Exactly reproduce each entry, leaving out nothing.

:::::

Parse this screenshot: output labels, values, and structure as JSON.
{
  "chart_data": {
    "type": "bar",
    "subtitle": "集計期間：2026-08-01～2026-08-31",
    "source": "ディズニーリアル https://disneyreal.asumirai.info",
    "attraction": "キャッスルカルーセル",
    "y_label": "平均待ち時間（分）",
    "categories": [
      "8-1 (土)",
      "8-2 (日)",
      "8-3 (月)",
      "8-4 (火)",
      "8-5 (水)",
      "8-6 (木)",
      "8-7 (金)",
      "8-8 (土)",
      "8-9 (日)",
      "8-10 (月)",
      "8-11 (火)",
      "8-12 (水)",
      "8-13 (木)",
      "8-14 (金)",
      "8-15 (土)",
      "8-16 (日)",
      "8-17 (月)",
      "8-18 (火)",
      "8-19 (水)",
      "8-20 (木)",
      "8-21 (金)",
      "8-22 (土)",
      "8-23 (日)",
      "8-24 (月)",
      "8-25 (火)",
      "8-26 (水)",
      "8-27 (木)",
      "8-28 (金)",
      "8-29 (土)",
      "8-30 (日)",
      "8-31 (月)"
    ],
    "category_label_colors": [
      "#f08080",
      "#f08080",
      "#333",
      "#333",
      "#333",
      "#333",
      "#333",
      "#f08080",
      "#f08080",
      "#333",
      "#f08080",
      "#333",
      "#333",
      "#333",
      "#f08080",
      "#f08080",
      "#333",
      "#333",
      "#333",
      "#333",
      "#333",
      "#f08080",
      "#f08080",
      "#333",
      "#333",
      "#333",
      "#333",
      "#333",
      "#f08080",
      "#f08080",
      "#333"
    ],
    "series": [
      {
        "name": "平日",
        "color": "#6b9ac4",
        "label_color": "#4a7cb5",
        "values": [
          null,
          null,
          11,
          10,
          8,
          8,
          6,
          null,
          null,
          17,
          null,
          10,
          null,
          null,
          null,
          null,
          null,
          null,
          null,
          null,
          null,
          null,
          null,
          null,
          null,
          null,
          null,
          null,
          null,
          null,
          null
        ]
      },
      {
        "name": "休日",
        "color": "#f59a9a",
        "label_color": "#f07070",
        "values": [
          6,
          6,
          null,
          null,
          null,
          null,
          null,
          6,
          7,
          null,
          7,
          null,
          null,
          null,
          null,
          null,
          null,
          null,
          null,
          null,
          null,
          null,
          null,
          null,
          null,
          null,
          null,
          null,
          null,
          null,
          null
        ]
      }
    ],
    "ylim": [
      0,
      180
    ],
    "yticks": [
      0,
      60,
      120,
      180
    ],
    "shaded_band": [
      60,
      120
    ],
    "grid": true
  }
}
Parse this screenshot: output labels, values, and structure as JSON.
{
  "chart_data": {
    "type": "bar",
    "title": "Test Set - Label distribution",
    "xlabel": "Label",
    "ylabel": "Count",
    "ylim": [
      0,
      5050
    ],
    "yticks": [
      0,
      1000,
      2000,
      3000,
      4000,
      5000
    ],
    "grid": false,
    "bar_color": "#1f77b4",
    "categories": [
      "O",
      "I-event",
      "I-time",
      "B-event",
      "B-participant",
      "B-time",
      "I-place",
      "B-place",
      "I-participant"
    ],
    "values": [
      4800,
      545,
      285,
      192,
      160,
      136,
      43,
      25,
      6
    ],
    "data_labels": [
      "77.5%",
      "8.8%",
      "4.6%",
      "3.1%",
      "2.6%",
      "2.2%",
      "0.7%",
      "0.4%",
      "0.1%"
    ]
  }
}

:::::

SOLUTION FOR THIS PROBLEM →
Parse this screenshot: output labels, values, and structure as JSON.
{
  "chart_data": {
    "type": "bar",
    "subtitle": "集計期間：2026-08-01～2026-08-31",
    "source": "ディズニーリアル https://disneyreal.asumirai.info",
    "attraction": "キャッスルカルーセル",
    "y_label": "平均待ち時間（分）",
    "categories": [
      "8-1 (土)",
      "8-2 (日)",
      "8-3 (月)",
      "8-4 (火)",
      "8-5 (水)",
      "8-6 (木)",
      "8-7 (金)",
      "8-8 (土)",
      "8-9 (日)",
      "8-10 (月)",
      "8-11 (火)",
      "8-12 (水)",
      "8-13 (木)",
      "8-14 (金)",
      "8-15 (土)",
      "8-16 (日)",
      "8-17 (月)",
      "8-18 (火)",
      "8-19 (水)",
      "8-20 (木)",
      "8-21 (金)",
      "8-22 (土)",
      "8-23 (日)",
      "8-24 (月)",
      "8-25 (火)",
      "8-26 (水)",
      "8-27 (木)",
      "8-28 (金)",
      "8-29 (土)",
      "8-30 (日)",
      "8-31 (月)"
    ],
    "category_label_colors": [
      "#f08080",
      "#f08080",
      "#333",
      "#333",
      "#333",
      "#333",
      "#333",
      "#f08080",
      "#f08080",
      "#333",
      "#f08080",
      "#333",
      "#333",
      "#333",
      "#f08080",
      "#f08080",
      "#333",
      "#333",
      "#333",
      "#333",
      "#333",
      "#f08080",
      "#f08080",
      "#333",
      "#333",
      "#333",
      "#333",
      "#333",
      "#f08080",
      "#f08080",
      "#333"
    ],
    "series": [
      {
        "name": "平日",
        "color": "#6b9ac4",
        "label_color": "#4a7cb5",
        "values": [
          null,
          null,
          11,
          10,
          8,
          8,
          6,
          null,
          null,
          17,
          null,
          10,
          null,
          null,
          null,
          null,
          null,
          null,
          null,
          null,
          null,
          null,
          null,
          null,
          null,
          null,
          null,
          null,
          null,
          null,
          null
        ]
      },
      {
        "name": "休日",
        "color": "#f59a9a",
        "label_color": "#f07070",
        "values": [
          6,
          6,
          null,
          null,
          null,
          null,
          null,
          6,
          7,
          null,
          7,
          null,
          null,
          null,
          null,
          null,
          null,
          null,
          null,
          null,
          null,
          null,
          null,
          null,
          null,
          null,
          null,
          null,
          null,
          null,
          null
        ]
      }
    ],
    "ylim": [
      0,
      180
    ],
    "yticks": [
      0,
      60,
      120,
      180
    ],
    "shaded_band": [
      60,
      120
    ],
    "grid": true
  }
}
Parse this screenshot: output labels, values, and structure as JSON.
{
  "chart_data": {
    "type": "bar",
    "title": "Test Set - Label distribution",
    "xlabel": "Label",
    "ylabel": "Count",
    "ylim": [
      0,
      5050
    ],
    "yticks": [
      0,
      1000,
      2000,
      3000,
      4000,
      5000
    ],
    "grid": false,
    "bar_color": "#1f77b4",
    "categories": [
      "O",
      "I-event",
      "I-time",
      "B-event",
      "B-participant",
      "B-time",
      "I-place",
      "B-place",
      "I-participant"
    ],
    "values": [
      4800,
      545,
      285,
      192,
      160,
      136,
      43,
      25,
      6
    ],
    "data_labels": [
      "77.5%",
      "8.8%",
      "4.6%",
      "3.1%",
      "2.6%",
      "2.2%",
      "0.7%",
      "0.4%",
      "0.1%"
    ]
  }
}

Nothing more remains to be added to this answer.